→ **Short problem**
Give the material again in full, matching it exactly.
# Data to process start
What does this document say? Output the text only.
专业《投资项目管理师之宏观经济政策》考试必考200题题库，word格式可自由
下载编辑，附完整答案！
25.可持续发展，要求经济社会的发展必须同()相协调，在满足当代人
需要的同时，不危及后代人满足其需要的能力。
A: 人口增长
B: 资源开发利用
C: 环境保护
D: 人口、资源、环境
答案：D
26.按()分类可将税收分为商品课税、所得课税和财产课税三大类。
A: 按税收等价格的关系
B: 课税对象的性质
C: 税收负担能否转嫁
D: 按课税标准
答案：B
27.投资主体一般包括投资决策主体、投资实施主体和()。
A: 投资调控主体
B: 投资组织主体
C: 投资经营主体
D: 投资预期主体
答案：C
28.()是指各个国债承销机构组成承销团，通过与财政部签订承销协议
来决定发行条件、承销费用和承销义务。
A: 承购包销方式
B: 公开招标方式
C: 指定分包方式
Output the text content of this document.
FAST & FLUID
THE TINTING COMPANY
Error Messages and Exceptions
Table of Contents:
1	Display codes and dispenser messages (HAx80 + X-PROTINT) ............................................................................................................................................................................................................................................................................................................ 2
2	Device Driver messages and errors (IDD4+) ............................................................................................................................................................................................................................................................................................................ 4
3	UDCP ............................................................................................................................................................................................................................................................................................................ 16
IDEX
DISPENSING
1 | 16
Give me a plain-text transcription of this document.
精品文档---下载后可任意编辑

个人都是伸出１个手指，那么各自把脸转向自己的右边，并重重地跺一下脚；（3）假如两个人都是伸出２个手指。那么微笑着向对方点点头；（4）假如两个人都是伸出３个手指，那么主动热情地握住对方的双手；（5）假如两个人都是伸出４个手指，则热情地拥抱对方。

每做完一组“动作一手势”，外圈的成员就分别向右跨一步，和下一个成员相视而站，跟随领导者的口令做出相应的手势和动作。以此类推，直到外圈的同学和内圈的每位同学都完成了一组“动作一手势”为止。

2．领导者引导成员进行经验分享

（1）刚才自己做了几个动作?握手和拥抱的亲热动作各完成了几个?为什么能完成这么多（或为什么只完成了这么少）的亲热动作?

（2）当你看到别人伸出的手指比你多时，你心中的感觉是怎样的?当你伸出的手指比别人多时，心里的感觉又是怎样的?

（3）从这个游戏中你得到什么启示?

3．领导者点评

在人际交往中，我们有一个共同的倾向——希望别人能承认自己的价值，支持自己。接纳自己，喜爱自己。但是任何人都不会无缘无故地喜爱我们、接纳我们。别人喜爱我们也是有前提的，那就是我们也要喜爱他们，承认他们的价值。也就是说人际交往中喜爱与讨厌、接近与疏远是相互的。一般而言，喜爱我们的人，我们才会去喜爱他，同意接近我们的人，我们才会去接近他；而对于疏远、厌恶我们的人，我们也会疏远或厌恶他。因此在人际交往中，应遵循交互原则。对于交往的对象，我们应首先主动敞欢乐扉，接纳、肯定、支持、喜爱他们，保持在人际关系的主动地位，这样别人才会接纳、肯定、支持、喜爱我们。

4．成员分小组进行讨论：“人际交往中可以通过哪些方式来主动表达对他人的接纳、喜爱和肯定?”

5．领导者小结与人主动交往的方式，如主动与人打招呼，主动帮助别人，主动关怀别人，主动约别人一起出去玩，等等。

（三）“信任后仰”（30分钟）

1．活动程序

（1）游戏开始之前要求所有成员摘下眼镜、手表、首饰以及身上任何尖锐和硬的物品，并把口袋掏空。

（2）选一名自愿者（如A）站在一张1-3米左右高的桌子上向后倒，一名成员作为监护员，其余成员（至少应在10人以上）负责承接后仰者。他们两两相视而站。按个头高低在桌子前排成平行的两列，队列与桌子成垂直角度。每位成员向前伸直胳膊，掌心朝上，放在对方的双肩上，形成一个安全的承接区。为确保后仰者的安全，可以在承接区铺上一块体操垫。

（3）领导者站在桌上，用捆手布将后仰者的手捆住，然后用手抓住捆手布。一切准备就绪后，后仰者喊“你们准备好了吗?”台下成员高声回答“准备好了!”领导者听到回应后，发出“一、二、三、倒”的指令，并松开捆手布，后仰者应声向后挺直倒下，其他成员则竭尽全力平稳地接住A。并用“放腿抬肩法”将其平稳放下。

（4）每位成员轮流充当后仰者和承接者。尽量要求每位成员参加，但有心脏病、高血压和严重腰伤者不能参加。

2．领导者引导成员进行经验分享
# Data to process end
→ **The response**
What does this document say? Output the text only.
专业《投资项目管理师之宏观经济政策》考试必考200题题库，word格式可自由
下载编辑，附完整答案！
25.可持续发展，要求经济社会的发展必须同()相协调，在满足当代人
需要的同时，不危及后代人满足其需要的能力。
A: 人口增长
B: 资源开发利用
C: 环境保护
D: 人口、资源、环境
答案：D
26.按()分类可将税收分为商品课税、所得课税和财产课税三大类。
A: 按税收等价格的关系
B: 课税对象的性质
C: 税收负担能否转嫁
D: 按课税标准
答案：B
27.投资主体一般包括投资决策主体、投资实施主体和()。
A: 投资调控主体
B: 投资组织主体
C: 投资经营主体
D: 投资预期主体
答案：C
28.()是指各个国债承销机构组成承销团，通过与财政部签订承销协议
来决定发行条件、承销费用和承销义务。
A: 承购包销方式
B: 公开招标方式
C: 指定分包方式
Output the text content of this document.
FAST & FLUID
THE TINTING COMPANY
Error Messages and Exceptions
Table of Contents:
1	Display codes and dispenser messages (HAx80 + X-PROTINT) ............................................................................................................................................................................................................................................................................................................ 2
2	Device Driver messages and errors (IDD4+) ............................................................................................................................................................................................................................................................................................................ 4
3	UDCP ............................................................................................................................................................................................................................................................................................................ 16
IDEX
DISPENSING
1 | 16
Give me a plain-text transcription of this document.
精品文档---下载后可任意编辑

个人都是伸出１个手指，那么各自把脸转向自己的右边，并重重地跺一下脚；（3）假如两个人都是伸出２个手指。那么微笑着向对方点点头；（4）假如两个人都是伸出３个手指，那么主动热情地握住对方的双手；（5）假如两个人都是伸出４个手指，则热情地拥抱对方。

每做完一组“动作一手势”，外圈的成员就分别向右跨一步，和下一个成员相视而站，跟随领导者的口令做出相应的手势和动作。以此类推，直到外圈的同学和内圈的每位同学都完成了一组“动作一手势”为止。

2．领导者引导成员进行经验分享

（1）刚才自己做了几个动作?握手和拥抱的亲热动作各完成了几个?为什么能完成这么多（或为什么只完成了这么少）的亲热动作?

（2）当你看到别人伸出的手指比你多时，你心中的感觉是怎样的?当你伸出的手指比别人多时，心里的感觉又是怎样的?

（3）从这个游戏中你得到什么启示?

3．领导者点评

在人际交往中，我们有一个共同的倾向——希望别人能承认自己的价值，支持自己。接纳自己，喜爱自己。但是任何人都不会无缘无故地喜爱我们、接纳我们。别人喜爱我们也是有前提的，那就是我们也要喜爱他们，承认他们的价值。也就是说人际交往中喜爱与讨厌、接近与疏远是相互的。一般而言，喜爱我们的人，我们才会去喜爱他，同意接近我们的人，我们才会去接近他；而对于疏远、厌恶我们的人，我们也会疏远或厌恶他。因此在人际交往中，应遵循交互原则。对于交往的对象，我们应首先主动敞欢乐扉，接纳、肯定、支持、喜爱他们，保持在人际关系的主动地位，这样别人才会接纳、肯定、支持、喜爱我们。

4．成员分小组进行讨论：“人际交往中可以通过哪些方式来主动表达对他人的接纳、喜爱和肯定?”

5．领导者小结与人主动交往的方式，如主动与人打招呼，主动帮助别人，主动关怀别人，主动约别人一起出去玩，等等。

（三）“信任后仰”（30分钟）

1．活动程序

（1）游戏开始之前要求所有成员摘下眼镜、手表、首饰以及身上任何尖锐和硬的物品，并把口袋掏空。

（2）选一名自愿者（如A）站在一张1-3米左右高的桌子上向后倒，一名成员作为监护员，其余成员（至少应在10人以上）负责承接后仰者。他们两两相视而站。按个头高低在桌子前排成平行的两列，队列与桌子成垂直角度。每位成员向前伸直胳膊，掌心朝上，放在对方的双肩上，形成一个安全的承接区。为确保后仰者的安全，可以在承接区铺上一块体操垫。

（3）领导者站在桌上，用捆手布将后仰者的手捆住，然后用手抓住捆手布。一切准备就绪后，后仰者喊“你们准备好了吗?”台下成员高声回答“准备好了!”领导者听到回应后，发出“一、二、三、倒”的指令，并松开捆手布，后仰者应声向后挺直倒下，其他成员则竭尽全力平稳地接住A。并用“放腿抬肩法”将其平稳放下。

（4）每位成员轮流充当后仰者和承接者。尽量要求每位成员参加，但有心脏病、高血压和严重腰伤者不能参加。

2．领导者引导成员进行经验分享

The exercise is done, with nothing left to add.